> [SOURCE TEXT]
Because of Democrats, she could die with dignity.
  I think about the families across this country, and I am so proud to 
be a voice for them here. I want to thank you very much for standing up 
for a raise in the minimum wage so that people who are struggling out 
there don't have to be on food stamps and EBT coupons because they are 
trying to earn their way forward. They should earn a decent wage, that 
working family life, paid sick leave.
  I took care of our mother when she was ill. I know how hard it was to 
try to work and to care for someone who was so ill.
  I just left a funeral home over the weekend in Ohio where a former 
county engineer, George Wilson, lost his beautiful wife, Pat, to 
Alzheimer's. And what were you saying, Congressman Garamendi, what this 
took for that family and that working daughter to try to hold 
everything together. It is such a cruel illness. So any help for 
caregivers across this country, for making caregiving a profession 
where you earn a decent wage, however we figure out how to do that, we 
are going to need it in the coming years.

                              {time}  1815

  So I support my colleagues in their efforts to raise the minimum 
wage, to close the gender pay gap, to make sure that there is paid 
leave, to make sure that we work as a society to find ways to care for 
those who are ill. I know that with men such as yourself and those who 
are on the floor this evening, and with women who have now been 
educated and able to fully participate in this society and to express 
the needs from coast-to-coast, we will change this country for the 
better.

Element and coordinate records:
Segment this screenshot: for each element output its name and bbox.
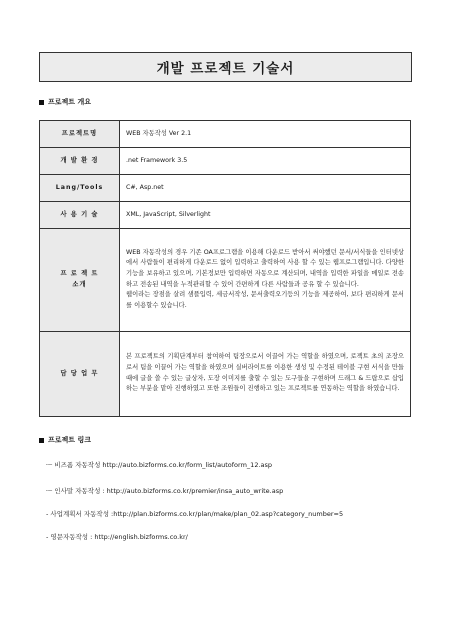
- table-row: [40, 229, 411, 332]
- row-value: WEB 자동작성 Ver 2.1: [120, 121, 411, 148]
- row-value: C#, Asp.net: [120, 175, 411, 202]
- table-row: [40, 148, 411, 175]
- row-value: 본 프로젝트의 기획단계부터 참여하여 팀장으로서 이끌어 가는 역할을 하였으며, 로젝트 초의 조장으로서 팀을 이끌어 가는 역할을 하였으며 실버라이트를 이용한 생성 및 수정된 테이블 구현 서식을 만들때에 글을 쓸 수 있는 글상자, 도장 이미지를 출할 수 있는 도구들을 구현하며 드래그 & 드랍으로 삽입하는 부분을 맡아 진행하였고 또한 조원들이 진행하고 있는 프로젝트를 연동하는 역할을 하였습니다.: [120, 332, 411, 417]
- list-item[interactable]: - 사업계획서 자동작성 :http://plan.bizforms.co.kr/plan/make/plan_02.asp?category_number=5: [46, 510, 344, 518]
- table-row: [40, 202, 411, 229]
- row-label: 개 발 환 경: [40, 148, 120, 175]
- list-item[interactable]: ㅡ 인사말 자동작성 : http://auto.bizforms.co.kr/premier/insa_auto_write.asp: [46, 487, 284, 495]
- table-row: [40, 121, 411, 148]
- row-label: 담 당 업 무: [40, 332, 120, 417]
- row-label: 사 용 기 술: [40, 202, 120, 229]
- square-bullet-icon: [39, 100, 44, 105]
- square-bullet-icon: [39, 438, 44, 443]
- project-info-table: [39, 120, 411, 417]
- links-heading: 프로젝트 링크: [39, 435, 91, 445]
- table-row: [40, 332, 411, 417]
- row-value: WEB 자동작성의 경우 기존 OA프로그램을 이용해 다운로드 받아서 써야했던 문서/서식들을 인터넷상에서 사람들이 편리하게 다운로드 없이 입력하고 출력하여 사용 할 수 있는 웹프로그램입니다. 다양한 기능을 보유하고 있으며, 기본정보만 입력하면 자동으로 계산되며, 내역을 입력한 파일을 메일로 전송하고 전송된 내역을 누적관리할 수 있어 간편하게 다른 사람들과 공유 할 수 있습니다. 웹이라는 장점을 살려 샘플입력, 세금서작성, 문서출력오기등의 기능을 제공하여, 보다 편리하게 문서를 이용할수 있습니다.: [120, 229, 411, 332]
- document-title: 개발 프로젝트 기술서: [39, 52, 412, 82]
- list-item[interactable]: - 영문자동작성 : http://english.bizforms.co.kr/: [46, 533, 188, 541]
- row-label: 프 로 젝 트 소개: [40, 229, 120, 332]
- table-row: [40, 175, 411, 202]
- overview-heading: 프로젝트 개요: [39, 97, 91, 107]
- row-value: XML, JavaScript, Silverlight: [120, 202, 411, 229]
- row-label: 프로젝트명: [40, 121, 120, 148]
- row-label: Lang/Tools: [40, 175, 120, 202]
- row-value: .net Framework 3.5: [120, 148, 411, 175]
- list-item[interactable]: ㅡ 비즈폼 자동작성 http://auto.bizforms.co.kr/form_list/autoform_12.asp: [46, 461, 273, 469]
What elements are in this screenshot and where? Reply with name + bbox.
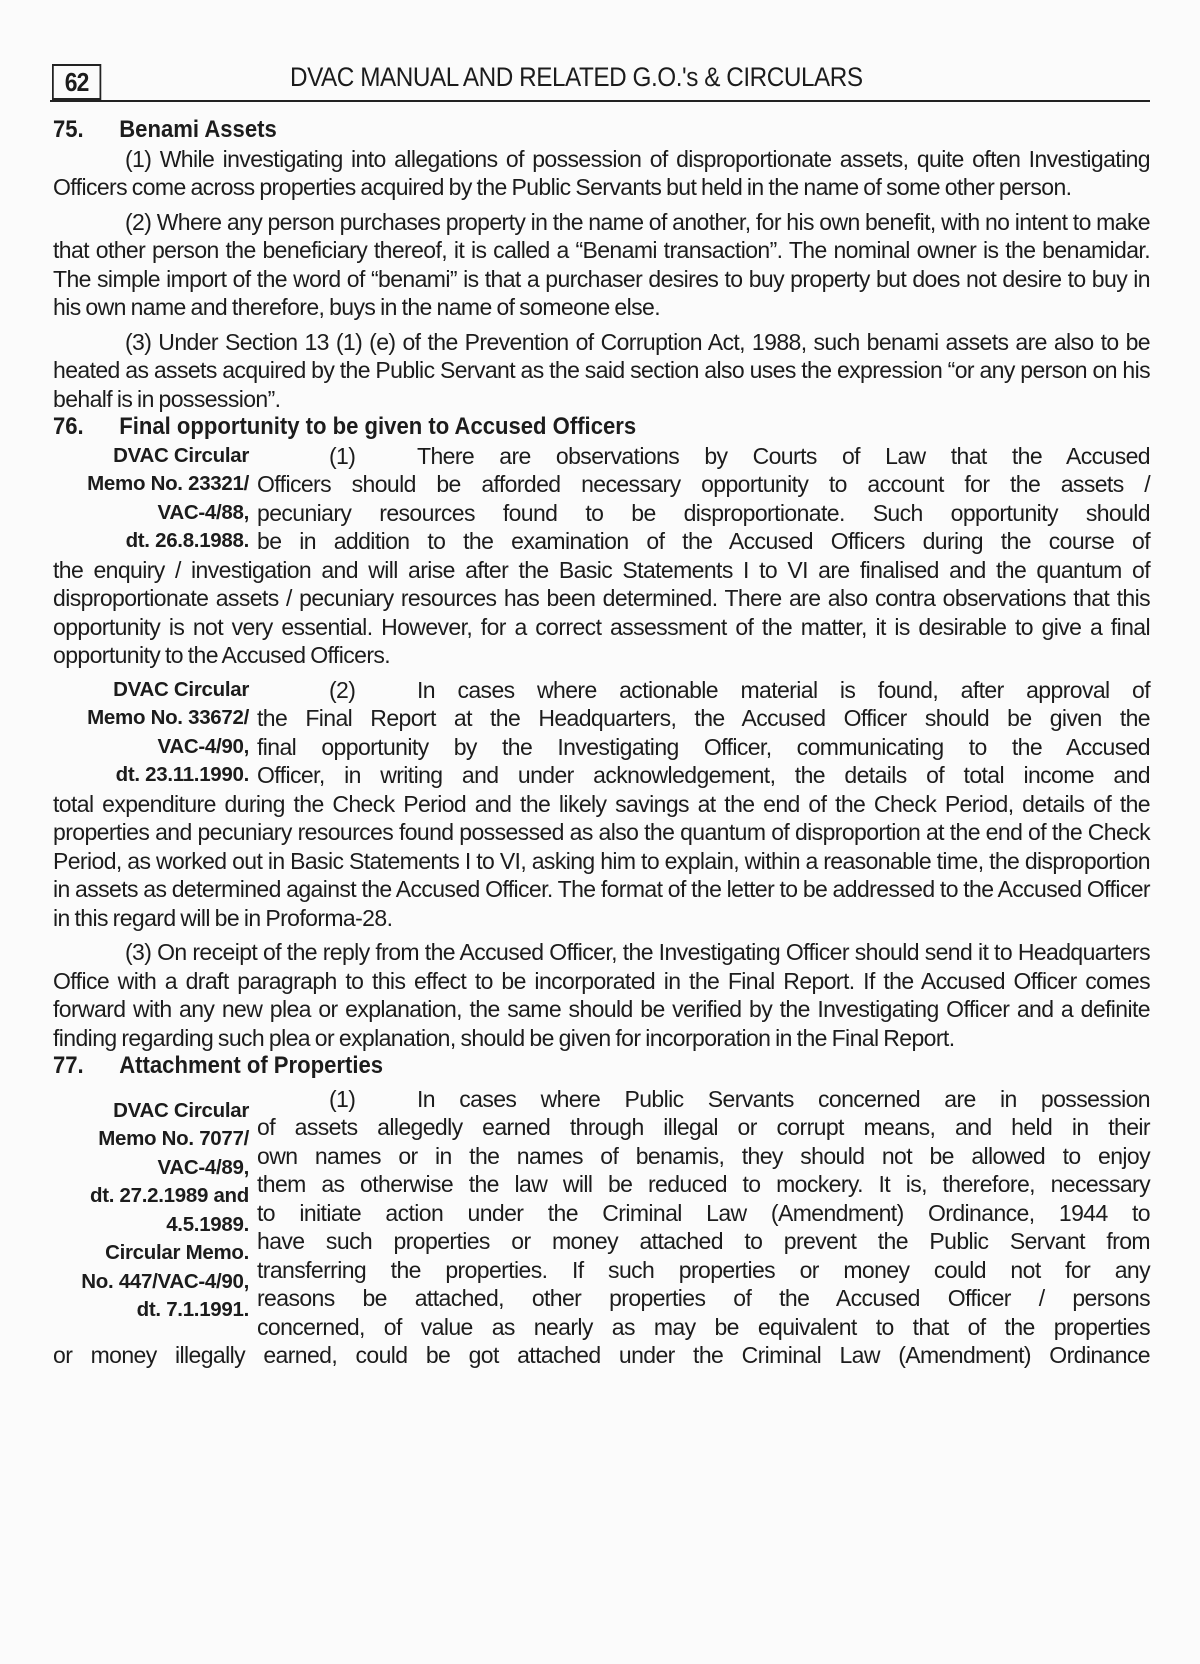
circular-reference bbox=[53, 1085, 257, 1342]
margin-line: Memo No. 33672/ bbox=[87, 706, 249, 729]
text-line: transferring the properties. If such properties or money could not for any bbox=[257, 1256, 1150, 1283]
margin-line: DVAC Circular bbox=[113, 677, 249, 701]
section-title: Final opportunity to be given to Accused Officers bbox=[119, 413, 637, 440]
page-content bbox=[53, 116, 1150, 1370]
text-line: concerned, of value as nearly as may be equivalent to that of the properties bbox=[257, 1313, 1150, 1340]
text-line: own names or in the names of benamis, they should not be allowed to enjoy bbox=[257, 1142, 1150, 1169]
text-line: the Final Report at the Headquarters, the Accused Officer should be given the bbox=[257, 705, 1150, 731]
circular-reference bbox=[53, 442, 257, 556]
text-line: Officer, in writing and under acknowledgement, the details of total income and bbox=[257, 762, 1150, 788]
text-line bbox=[257, 676, 1150, 705]
para-marker: (1) bbox=[329, 442, 356, 469]
section-75-para-2: (2) Where any person purchases property in the name of another, for his own benefit, with no intent to make that other person the beneficiary thereof, it is called a “Benami transaction”. The nominal owner is the benamidar. The simple import of the word of “benami” is that a purchaser desires to buy property but does not desire to buy in his own name and therefore, buys in the name of someone else. bbox=[53, 208, 1150, 320]
section-75-para-3: (3) Under Section 13 (1) (e) of the Prevention of Corruption Act, 1988, such benami assets are also to be heated as assets acquired by the Public Servant as the said section also uses the expression “or any person on his behalf is in possession”. bbox=[53, 328, 1150, 412]
text-line: of assets allegedly earned through illegal or corrupt means, and held in their bbox=[257, 1114, 1150, 1140]
text-line: Officers should be afforded necessary opportunity to account for the assets / bbox=[257, 471, 1150, 497]
page-number: 62 bbox=[52, 64, 101, 100]
margin-line: DVAC Circular bbox=[113, 1098, 249, 1122]
section-76-para-1 bbox=[53, 442, 1150, 556]
text-line bbox=[257, 1085, 1150, 1114]
text-span: There are observations by Courts of Law that the Accused bbox=[417, 442, 1150, 469]
circular-reference bbox=[53, 676, 257, 790]
page-header bbox=[50, 60, 1150, 102]
section-76-para-1-continued: the enquiry / investigation and will arise after the Basic Statements I to VI are finalised and the quantum of disproportionate assets / pecuniary resources has been determined. There are also contra observations that this opportunity is not very essential. However, for a correct assessment of the matter, it is desirable to give a final opportunity to the Accused Officers. bbox=[53, 556, 1150, 668]
running-title: DVAC MANUAL AND RELATED G.O.'s & CIRCULARS bbox=[290, 62, 863, 92]
section-76-para-3: (3) On receipt of the reply from the Accused Officer, the Investigating Officer should send it to Headquarters Office with a draft paragraph to this effect to be incorporated in the Final Report. If the Accused Officer comes forward with any new plea or explanation, the same should be verified by the Investigating Officer and a definite finding regarding such plea or explanation, should be given for incorporation in the Final Report. bbox=[53, 939, 1150, 1051]
margin-line: Memo No. 23321/ bbox=[87, 472, 249, 495]
section-76-para-2 bbox=[53, 676, 1150, 790]
section-number: 77. bbox=[53, 1052, 84, 1079]
margin-line: VAC-4/89, bbox=[157, 1155, 249, 1179]
text-span: In cases where actionable material is found, after approval of bbox=[417, 676, 1150, 703]
section-76-heading bbox=[53, 413, 1062, 442]
section-77-para-1 bbox=[53, 1085, 1150, 1342]
text-line: them as otherwise the law will be reduced to mockery. It is, therefore, necessary bbox=[257, 1171, 1150, 1197]
section-77-para-1-continued: or money illegally earned, could be got attached under the Criminal Law (Amendment) Ordinance bbox=[53, 1342, 1150, 1368]
text-line: pecuniary resources found to be disproportionate. Such opportunity should bbox=[257, 499, 1150, 526]
text-span: In cases where Public Servants concerned are in possession bbox=[417, 1085, 1150, 1112]
text-line: have such properties or money attached to prevent the Public Servant from bbox=[257, 1228, 1150, 1254]
section-title: Benami Assets bbox=[119, 116, 277, 143]
section-76-para-2-continued: total expenditure during the Check Period and the likely savings at the end of the Check Period, details of the properties and pecuniary resources found possessed as also the quantum of disproportion at the end of the Check Period, as worked out in Basic Statements I to VI, asking him to explain, within a reasonable time, the disproportion in assets as determined against the Accused Officer. The format of the letter to be addressed to the Accused Officer in this regard will be in Proforma-28. bbox=[53, 790, 1150, 931]
margin-line: 4.5.1989. bbox=[166, 1212, 249, 1236]
text-line bbox=[257, 442, 1150, 471]
para-marker: (1) bbox=[329, 1085, 356, 1112]
text-line: final opportunity by the Investigating Officer, communicating to the Accused bbox=[257, 733, 1150, 760]
margin-line: Memo No. 7077/ bbox=[98, 1127, 249, 1150]
margin-line: dt. 27.2.1989 and bbox=[90, 1184, 249, 1207]
margin-line: dt. 26.8.1988. bbox=[125, 529, 249, 552]
para-marker: (2) bbox=[329, 676, 356, 703]
section-75-para-1: (1) While investigating into allegations of possession of disproportionate assets, quite often Investigating Officers come across properties acquired by the Public Servants but held in the name of some other person. bbox=[53, 145, 1150, 200]
margin-line: dt. 7.1.1991. bbox=[136, 1298, 249, 1321]
text-line: to initiate action under the Criminal Law (Amendment) Ordinance, 1944 to bbox=[257, 1199, 1150, 1226]
margin-line: No. 447/VAC-4/90, bbox=[81, 1269, 249, 1293]
section-number: 76. bbox=[53, 413, 84, 440]
text-line: be in addition to the examination of the Accused Officers during the course of bbox=[257, 528, 1150, 554]
section-77-heading bbox=[53, 1052, 1062, 1081]
margin-line: dt. 23.11.1990. bbox=[115, 763, 249, 786]
section-75-heading bbox=[53, 116, 1062, 145]
section-number: 75. bbox=[53, 116, 84, 143]
margin-line: VAC-4/88, bbox=[157, 500, 249, 524]
margin-line: DVAC Circular bbox=[113, 443, 249, 467]
text-line: reasons be attached, other properties of the Accused Officer / persons bbox=[257, 1285, 1150, 1311]
margin-line: VAC-4/90, bbox=[157, 734, 249, 758]
section-title: Attachment of Properties bbox=[119, 1052, 384, 1079]
margin-line: Circular Memo. bbox=[105, 1241, 249, 1264]
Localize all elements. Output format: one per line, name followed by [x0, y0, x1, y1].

> [PROBLEM] Continue the floor speech on the minimum wage, paid leave, and caregiving, starting right after its final sentence.

> [TASK ANSWER]
  Thank you so very much for coming down here this evening. I agree 
with you that when women succeed, America succeeds, but we can't do it 
without our men.
  Mr. GARAMENDI. Thank you so very much for your work on the 
appropriations and pushing these issues along.
  Representative Mike Honda from California has been working on the 
issues of education for many, many

[[Page H212]]

years and has some insights into how this issue of women and equality 
are taken up in the educational area.
  Mr. Honda, if you would like to proceed.
  Mr. HONDA. Thank you, Congressman Garamendi, for putting these 
evening discussions on the board here.
  I want to also rise to join you and other colleagues of mine in 
commemorating the 50th anniversary of President Lyndon Johnson's 
declaration of the war on poverty, and, as you had mentioned, President 
Franklin Roosevelt's effort to close the income gap. The inequities 
that we have faced and we are still facing are growing even larger 
today because of the gender pay gap, because of the unpaid portions 
where people have to leave their work in order to take care of their 
children or their families. Also, to be able to address the child care 
issues that became very prominent in the seventies, when both parents 
started to work and wondered how they were going to be addressing child 
care.
  Also, we have the caregiver support, where adult children are taking 
care of their parents. We are seeing that this is a necessity that has 
crept up on our society and our community, almost very quietly, and 
become an issue because of different kinds of situations our parents 
are facing, not only because of the physical illness but because of the 
mental health illness that they have faced.
  So all these things play a part in drawing down the resources of 
middle-income families trying to take care of their own 
responsibilities, raising their own family, and also the responsibility 
of their parents who are aging.
  In the area of universal pre-K education and early childhood 
education, both President Roosevelt and Johnson knew that education is 
an important tool in this war on poverty and closing the income 
inequity gap.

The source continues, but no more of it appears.